Items from a figure collection
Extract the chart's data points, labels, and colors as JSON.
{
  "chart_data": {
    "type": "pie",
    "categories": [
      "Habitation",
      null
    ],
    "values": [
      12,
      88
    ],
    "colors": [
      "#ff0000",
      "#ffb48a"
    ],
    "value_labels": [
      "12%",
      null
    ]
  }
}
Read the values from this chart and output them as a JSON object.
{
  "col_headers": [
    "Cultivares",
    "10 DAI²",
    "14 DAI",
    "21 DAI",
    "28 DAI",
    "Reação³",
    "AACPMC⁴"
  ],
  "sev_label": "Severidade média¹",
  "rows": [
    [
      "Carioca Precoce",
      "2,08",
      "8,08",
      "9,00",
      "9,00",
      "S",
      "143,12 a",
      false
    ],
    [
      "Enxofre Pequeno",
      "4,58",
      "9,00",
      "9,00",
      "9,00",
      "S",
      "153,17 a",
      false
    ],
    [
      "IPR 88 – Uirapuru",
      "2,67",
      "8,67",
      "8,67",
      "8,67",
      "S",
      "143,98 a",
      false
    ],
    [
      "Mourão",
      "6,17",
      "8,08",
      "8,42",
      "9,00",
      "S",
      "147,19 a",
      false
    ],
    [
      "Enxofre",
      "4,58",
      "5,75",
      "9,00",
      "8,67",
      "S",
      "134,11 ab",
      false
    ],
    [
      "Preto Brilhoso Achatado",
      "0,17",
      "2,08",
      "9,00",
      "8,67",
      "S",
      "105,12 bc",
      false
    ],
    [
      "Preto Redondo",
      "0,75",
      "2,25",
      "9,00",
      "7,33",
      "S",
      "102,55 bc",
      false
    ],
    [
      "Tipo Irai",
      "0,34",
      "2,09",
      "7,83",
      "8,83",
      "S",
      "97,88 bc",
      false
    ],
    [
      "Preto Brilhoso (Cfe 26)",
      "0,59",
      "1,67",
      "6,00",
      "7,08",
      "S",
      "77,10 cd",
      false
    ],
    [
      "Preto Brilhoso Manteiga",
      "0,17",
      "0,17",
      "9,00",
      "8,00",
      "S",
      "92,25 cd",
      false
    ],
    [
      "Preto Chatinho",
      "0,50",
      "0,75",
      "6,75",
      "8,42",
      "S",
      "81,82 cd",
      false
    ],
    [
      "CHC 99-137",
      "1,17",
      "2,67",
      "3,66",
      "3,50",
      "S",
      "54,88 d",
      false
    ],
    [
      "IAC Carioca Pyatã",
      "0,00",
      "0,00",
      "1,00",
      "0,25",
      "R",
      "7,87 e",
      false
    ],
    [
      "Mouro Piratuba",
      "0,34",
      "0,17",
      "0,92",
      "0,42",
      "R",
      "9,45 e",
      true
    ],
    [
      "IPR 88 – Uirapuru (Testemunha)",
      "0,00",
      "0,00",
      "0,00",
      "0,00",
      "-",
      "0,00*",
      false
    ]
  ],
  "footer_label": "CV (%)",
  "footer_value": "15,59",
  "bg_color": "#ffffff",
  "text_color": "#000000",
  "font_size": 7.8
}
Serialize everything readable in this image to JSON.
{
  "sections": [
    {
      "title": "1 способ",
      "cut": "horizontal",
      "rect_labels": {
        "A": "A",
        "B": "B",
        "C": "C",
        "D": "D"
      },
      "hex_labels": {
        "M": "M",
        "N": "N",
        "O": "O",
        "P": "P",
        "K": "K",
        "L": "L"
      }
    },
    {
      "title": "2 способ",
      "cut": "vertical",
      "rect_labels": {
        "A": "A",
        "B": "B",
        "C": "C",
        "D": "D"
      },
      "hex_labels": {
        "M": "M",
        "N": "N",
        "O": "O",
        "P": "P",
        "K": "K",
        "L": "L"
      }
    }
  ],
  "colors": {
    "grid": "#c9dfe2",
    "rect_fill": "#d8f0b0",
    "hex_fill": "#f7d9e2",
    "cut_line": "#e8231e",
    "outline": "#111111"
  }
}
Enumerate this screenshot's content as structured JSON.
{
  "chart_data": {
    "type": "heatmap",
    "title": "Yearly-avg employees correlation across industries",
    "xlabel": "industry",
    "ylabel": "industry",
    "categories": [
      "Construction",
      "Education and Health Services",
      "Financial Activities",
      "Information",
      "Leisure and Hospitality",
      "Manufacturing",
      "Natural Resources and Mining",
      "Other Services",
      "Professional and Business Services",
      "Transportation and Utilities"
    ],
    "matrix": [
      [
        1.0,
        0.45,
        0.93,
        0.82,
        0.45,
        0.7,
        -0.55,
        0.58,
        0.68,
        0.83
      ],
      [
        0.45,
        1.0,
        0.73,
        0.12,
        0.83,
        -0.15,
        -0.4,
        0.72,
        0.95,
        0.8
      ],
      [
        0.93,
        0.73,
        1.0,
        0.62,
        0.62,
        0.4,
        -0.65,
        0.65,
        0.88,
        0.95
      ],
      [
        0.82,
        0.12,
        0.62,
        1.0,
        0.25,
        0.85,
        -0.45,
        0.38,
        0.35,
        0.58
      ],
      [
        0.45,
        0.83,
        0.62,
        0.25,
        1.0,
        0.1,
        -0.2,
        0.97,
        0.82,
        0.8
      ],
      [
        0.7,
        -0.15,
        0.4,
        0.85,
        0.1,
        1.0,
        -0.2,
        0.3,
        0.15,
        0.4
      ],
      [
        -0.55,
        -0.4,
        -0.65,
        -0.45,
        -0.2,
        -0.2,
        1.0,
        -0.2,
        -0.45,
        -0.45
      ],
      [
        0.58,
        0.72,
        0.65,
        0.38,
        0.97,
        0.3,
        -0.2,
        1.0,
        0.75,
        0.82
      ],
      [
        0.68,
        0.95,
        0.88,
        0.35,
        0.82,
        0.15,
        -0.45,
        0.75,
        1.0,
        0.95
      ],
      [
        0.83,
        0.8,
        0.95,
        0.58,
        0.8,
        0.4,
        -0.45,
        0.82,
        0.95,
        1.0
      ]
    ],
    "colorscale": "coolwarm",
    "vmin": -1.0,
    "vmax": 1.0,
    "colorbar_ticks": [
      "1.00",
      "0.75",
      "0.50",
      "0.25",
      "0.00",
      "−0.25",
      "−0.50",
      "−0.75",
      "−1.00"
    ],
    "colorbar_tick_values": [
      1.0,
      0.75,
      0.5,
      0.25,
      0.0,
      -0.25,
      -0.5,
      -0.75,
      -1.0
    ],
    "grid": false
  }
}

• _WHAT THE TASK REQUIRES_
Copy out every line with the word "Brilhoso".

• _THE REPLY_
      "Preto Brilhoso Achatado",
      "Preto Brilhoso (Cfe 26)",
      "Preto Brilhoso Manteiga",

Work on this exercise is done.